# start of THE INPUT
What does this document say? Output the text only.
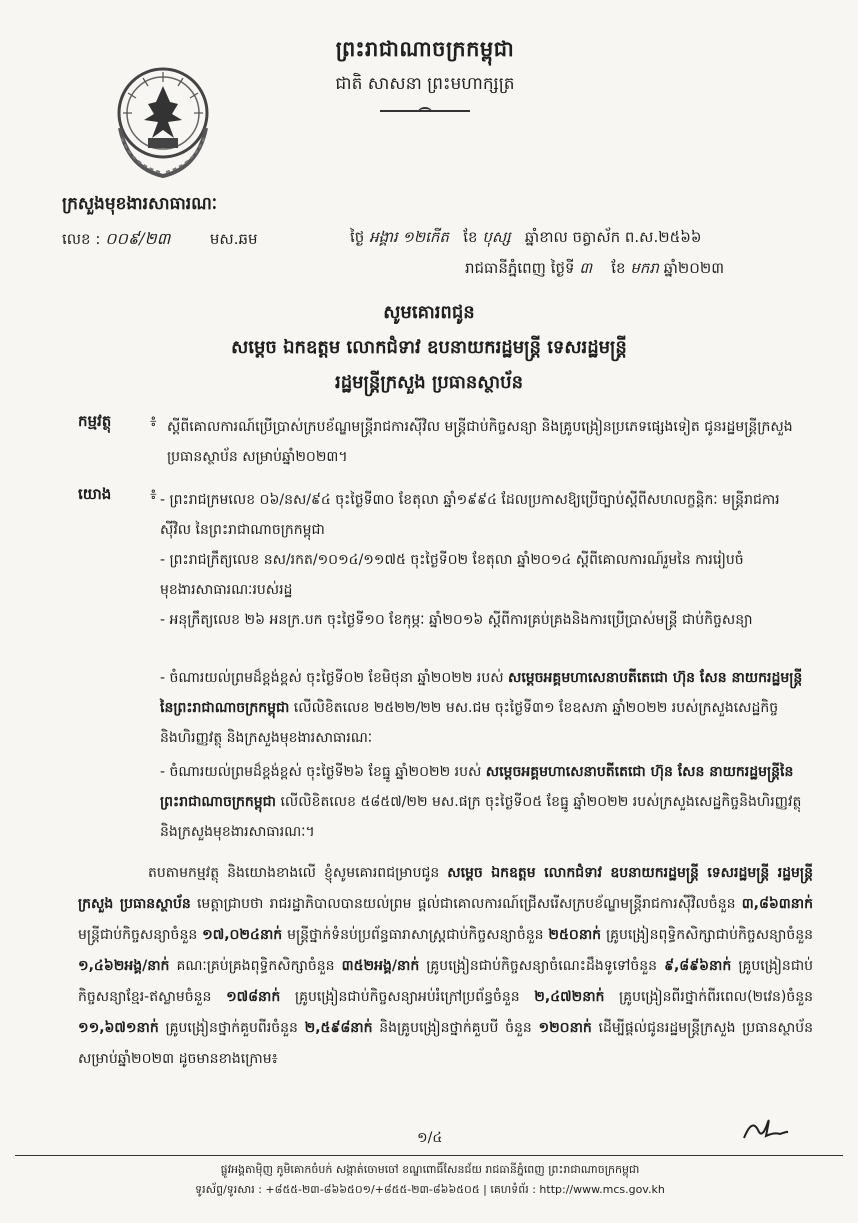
ព្រះរាជាណាចក្រកម្ពុជា
ជាតិ សាសនា ព្រះមហាក្សត្រ
ក្រសួងមុខងារសាធារណៈ
លេខ : ០០៩/២៣	មស.ឆម	ថ្ងៃ អង្គារ ១២កើត ខែ បុស្ស ឆ្នាំខាល ចត្វាស័ក ព.ស.២៥៦៦
រាជធានីភ្នំពេញ ថ្ងៃទី ៣ ខែ មករា ឆ្នាំ២០២៣
សូមគោរពជូន
សម្តេច ឯកឧត្តម លោកជំទាវ ឧបនាយករដ្ឋមន្ត្រី ទេសរដ្ឋមន្ត្រី
រដ្ឋមន្ត្រីក្រសួង ប្រធានស្ថាប័ន
កម្មវត្ថុ	៖ ស្តីពីគោលការណ៍ប្រើប្រាស់ក្របខ័ណ្ឌមន្ត្រីរាជការស៊ីវិល មន្ត្រីជាប់កិច្ចសន្យា និងគ្រូបង្រៀនប្រភេទផ្សេងទៀត ជូនរដ្ឋមន្ត្រីក្រសួង ប្រធានស្ថាប័ន សម្រាប់ឆ្នាំ២០២៣។
យោង	៖ - ព្រះរាជក្រមលេខ ០៦/នស/៩៤ ចុះថ្ងៃទី៣០ ខែតុលា ឆ្នាំ១៩៩៤ ដែលប្រកាសឱ្យប្រើច្បាប់ស្តីពីសហលក្ខន្តិកៈ មន្ត្រីរាជការស៊ីវិល នៃព្រះរាជាណាចក្រកម្ពុជា
- ព្រះរាជក្រឹត្យលេខ នស/រកត/១០១៤/១១៧៥ ចុះថ្ងៃទី០២ ខែតុលា ឆ្នាំ២០១៤ ស្តីពីគោលការណ៍រួមនៃ ការរៀបចំមុខងារសាធារណៈរបស់រដ្ឋ
- អនុក្រឹត្យលេខ ២៦ អនក្រ.បក ចុះថ្ងៃទី១០ ខែកុម្ភៈ ឆ្នាំ២០១៦ ស្តីពីការគ្រប់គ្រងនិងការប្រើប្រាស់មន្ត្រី ជាប់កិច្ចសន្យា
- ចំណារយល់ព្រមដ៏ខ្ពង់ខ្ពស់ ចុះថ្ងៃទី០២ ខែមិថុនា ឆ្នាំ២០២២ របស់ សម្តេចអគ្គមហាសេនាបតីតេជោ ហ៊ុន សែន នាយករដ្ឋមន្ត្រីនៃព្រះរាជាណាចក្រកម្ពុជា លើលិខិតលេខ ២៥២២/២២ មស.ជម ចុះថ្ងៃទី៣១ ខែឧសភា ឆ្នាំ២០២២ របស់ក្រសួងសេដ្ឋកិច្ចនិងហិរញ្ញវត្ថុ និងក្រសួងមុខងារសាធារណៈ
- ចំណារយល់ព្រមដ៏ខ្ពង់ខ្ពស់ ចុះថ្ងៃទី២៦ ខែធ្នូ ឆ្នាំ២០២២ របស់ សម្តេចអគ្គមហាសេនាបតីតេជោ ហ៊ុន សែន នាយករដ្ឋមន្ត្រីនៃព្រះរាជាណាចក្រកម្ពុជា លើលិខិតលេខ ៥៨៥៧/២២ មស.ផក្រ ចុះថ្ងៃទី០៥ ខែធ្នូ ឆ្នាំ២០២២ របស់ក្រសួងសេដ្ឋកិច្ចនិងហិរញ្ញវត្ថុ និងក្រសួងមុខងារសាធារណៈ។
តបតាមកម្មវត្ថុ និងយោងខាងលើ ខ្ញុំសូមគោរពជម្រាបជូន សម្តេច ឯកឧត្តម លោកជំទាវ ឧបនាយករដ្ឋមន្ត្រី ទេសរដ្ឋមន្ត្រី រដ្ឋមន្ត្រីក្រសួង ប្រធានស្ថាប័ន មេត្តាជ្រាបថា រាជរដ្ឋាភិបាលបានយល់ព្រម ផ្តល់ជាគោលការណ៍ជ្រើសរើសក្របខ័ណ្ឌមន្ត្រីរាជការស៊ីវិលចំនួន ៣,៨៦៣នាក់ មន្ត្រីជាប់កិច្ចសន្យាចំនួន ១៧,០២៤នាក់ មន្ត្រីថ្នាក់ទំនប់ប្រព័ន្ធធារាសាស្ត្រជាប់កិច្ចសន្យាចំនួន ២៥០នាក់ គ្រូបង្រៀនពុទ្ធិកសិក្សាជាប់កិច្ចសន្យាចំនួន ១,៤៦២អង្គ/នាក់ គណៈគ្រប់គ្រងពុទ្ធិកសិក្សាចំនួន ៣៥២អង្គ/នាក់ គ្រូបង្រៀនជាប់កិច្ចសន្យាចំណេះដឹងទូទៅចំនួន ៩,៨៩៦នាក់ គ្រូបង្រៀនជាប់កិច្ចសន្យាខ្មែរ-ឥស្លាមចំនួន ១៧៨នាក់ គ្រូបង្រៀនជាប់កិច្ចសន្យាអប់រំក្រៅប្រព័ន្ធចំនួន ២,៤៧២នាក់ គ្រូបង្រៀនពីរថ្នាក់ពីរពេល(២វេន)ចំនួន ១១,៦៧១នាក់ គ្រូបង្រៀនថ្នាក់គួបពីរចំនួន ២,៥៩៨នាក់ និងគ្រូបង្រៀនថ្នាក់គួបបី ចំនួន ១២០នាក់ ដើម្បីផ្តល់ជូនរដ្ឋមន្ត្រីក្រសួង ប្រធានស្ថាប័ន សម្រាប់ឆ្នាំ២០២៣ ដូចមានខាងក្រោម៖
១/៤
ផ្លូវអង្គតាម៉ិញ ភូមិគោកចំបក់ សង្កាត់ចោមចៅ ខណ្ឌពោធិ៍សែនជ័យ រាជធានីភ្នំពេញ ព្រះរាជាណាចក្រកម្ពុជា
ទូរស័ព្ទ/ទូរសារ : +៨៥៥-២៣-៨៦៦៥០១/+៨៥៥-២៣-៨៦៦៥០៥ | គេហទំព័រ : http://www.mcs.gov.kh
# end of THE INPUT
**THE REQUEST:**
Quote the listing above in full, except for the pictures.

**FINAL ANSWER:**
What does this document say? Output the text only.
ព្រះរាជាណាចក្រកម្ពុជា
ជាតិ សាសនា ព្រះមហាក្សត្រ
ក្រសួងមុខងារសាធារណៈ
លេខ : ០០៩/២៣	មស.ឆម	ថ្ងៃ អង្គារ ១២កើត ខែ បុស្ស ឆ្នាំខាល ចត្វាស័ក ព.ស.២៥៦៦
រាជធានីភ្នំពេញ ថ្ងៃទី ៣ ខែ មករា ឆ្នាំ២០២៣
សូមគោរពជូន
សម្តេច ឯកឧត្តម លោកជំទាវ ឧបនាយករដ្ឋមន្ត្រី ទេសរដ្ឋមន្ត្រី
រដ្ឋមន្ត្រីក្រសួង ប្រធានស្ថាប័ន
កម្មវត្ថុ	៖ ស្តីពីគោលការណ៍ប្រើប្រាស់ក្របខ័ណ្ឌមន្ត្រីរាជការស៊ីវិល មន្ត្រីជាប់កិច្ចសន្យា និងគ្រូបង្រៀនប្រភេទផ្សេងទៀត ជូនរដ្ឋមន្ត្រីក្រសួង ប្រធានស្ថាប័ន សម្រាប់ឆ្នាំ២០២៣។
យោង	៖ - ព្រះរាជក្រមលេខ ០៦/នស/៩៤ ចុះថ្ងៃទី៣០ ខែតុលា ឆ្នាំ១៩៩៤ ដែលប្រកាសឱ្យប្រើច្បាប់ស្តីពីសហលក្ខន្តិកៈ មន្ត្រីរាជការស៊ីវិល នៃព្រះរាជាណាចក្រកម្ពុជា
- ព្រះរាជក្រឹត្យលេខ នស/រកត/១០១៤/១១៧៥ ចុះថ្ងៃទី០២ ខែតុលា ឆ្នាំ២០១៤ ស្តីពីគោលការណ៍រួមនៃ ការរៀបចំមុខងារសាធារណៈរបស់រដ្ឋ
- អនុក្រឹត្យលេខ ២៦ អនក្រ.បក ចុះថ្ងៃទី១០ ខែកុម្ភៈ ឆ្នាំ២០១៦ ស្តីពីការគ្រប់គ្រងនិងការប្រើប្រាស់មន្ត្រី ជាប់កិច្ចសន្យា
- ចំណារយល់ព្រមដ៏ខ្ពង់ខ្ពស់ ចុះថ្ងៃទី០២ ខែមិថុនា ឆ្នាំ២០២២ របស់ សម្តេចអគ្គមហាសេនាបតីតេជោ ហ៊ុន សែន នាយករដ្ឋមន្ត្រីនៃព្រះរាជាណាចក្រកម្ពុជា លើលិខិតលេខ ២៥២២/២២ មស.ជម ចុះថ្ងៃទី៣១ ខែឧសភា ឆ្នាំ២០២២ របស់ក្រសួងសេដ្ឋកិច្ចនិងហិរញ្ញវត្ថុ និងក្រសួងមុខងារសាធារណៈ
- ចំណារយល់ព្រមដ៏ខ្ពង់ខ្ពស់ ចុះថ្ងៃទី២៦ ខែធ្នូ ឆ្នាំ២០២២ របស់ សម្តេចអគ្គមហាសេនាបតីតេជោ ហ៊ុន សែន នាយករដ្ឋមន្ត្រីនៃព្រះរាជាណាចក្រកម្ពុជា លើលិខិតលេខ ៥៨៥៧/២២ មស.ផក្រ ចុះថ្ងៃទី០៥ ខែធ្នូ ឆ្នាំ២០២២ របស់ក្រសួងសេដ្ឋកិច្ចនិងហិរញ្ញវត្ថុ និងក្រសួងមុខងារសាធារណៈ។
តបតាមកម្មវត្ថុ និងយោងខាងលើ ខ្ញុំសូមគោរពជម្រាបជូន សម្តេច ឯកឧត្តម លោកជំទាវ ឧបនាយករដ្ឋមន្ត្រី ទេសរដ្ឋមន្ត្រី រដ្ឋមន្ត្រីក្រសួង ប្រធានស្ថាប័ន មេត្តាជ្រាបថា រាជរដ្ឋាភិបាលបានយល់ព្រម ផ្តល់ជាគោលការណ៍ជ្រើសរើសក្របខ័ណ្ឌមន្ត្រីរាជការស៊ីវិលចំនួន ៣,៨៦៣នាក់ មន្ត្រីជាប់កិច្ចសន្យាចំនួន ១៧,០២៤នាក់ មន្ត្រីថ្នាក់ទំនប់ប្រព័ន្ធធារាសាស្ត្រជាប់កិច្ចសន្យាចំនួន ២៥០នាក់ គ្រូបង្រៀនពុទ្ធិកសិក្សាជាប់កិច្ចសន្យាចំនួន ១,៤៦២អង្គ/នាក់ គណៈគ្រប់គ្រងពុទ្ធិកសិក្សាចំនួន ៣៥២អង្គ/នាក់ គ្រូបង្រៀនជាប់កិច្ចសន្យាចំណេះដឹងទូទៅចំនួន ៩,៨៩៦នាក់ គ្រូបង្រៀនជាប់កិច្ចសន្យាខ្មែរ-ឥស្លាមចំនួន ១៧៨នាក់ គ្រូបង្រៀនជាប់កិច្ចសន្យាអប់រំក្រៅប្រព័ន្ធចំនួន ២,៤៧២នាក់ គ្រូបង្រៀនពីរថ្នាក់ពីរពេល(២វេន)ចំនួន ១១,៦៧១នាក់ គ្រូបង្រៀនថ្នាក់គួបពីរចំនួន ២,៥៩៨នាក់ និងគ្រូបង្រៀនថ្នាក់គួបបី ចំនួន ១២០នាក់ ដើម្បីផ្តល់ជូនរដ្ឋមន្ត្រីក្រសួង ប្រធានស្ថាប័ន សម្រាប់ឆ្នាំ២០២៣ ដូចមានខាងក្រោម៖
១/៤
ផ្លូវអង្គតាម៉ិញ ភូមិគោកចំបក់ សង្កាត់ចោមចៅ ខណ្ឌពោធិ៍សែនជ័យ រាជធានីភ្នំពេញ ព្រះរាជាណាចក្រកម្ពុជា
ទូរស័ព្ទ/ទូរសារ : +៨៥៥-២៣-៨៦៦៥០១/+៨៥៥-២៣-៨៦៦៥០៥ | គេហទំព័រ : http://www.mcs.gov.kh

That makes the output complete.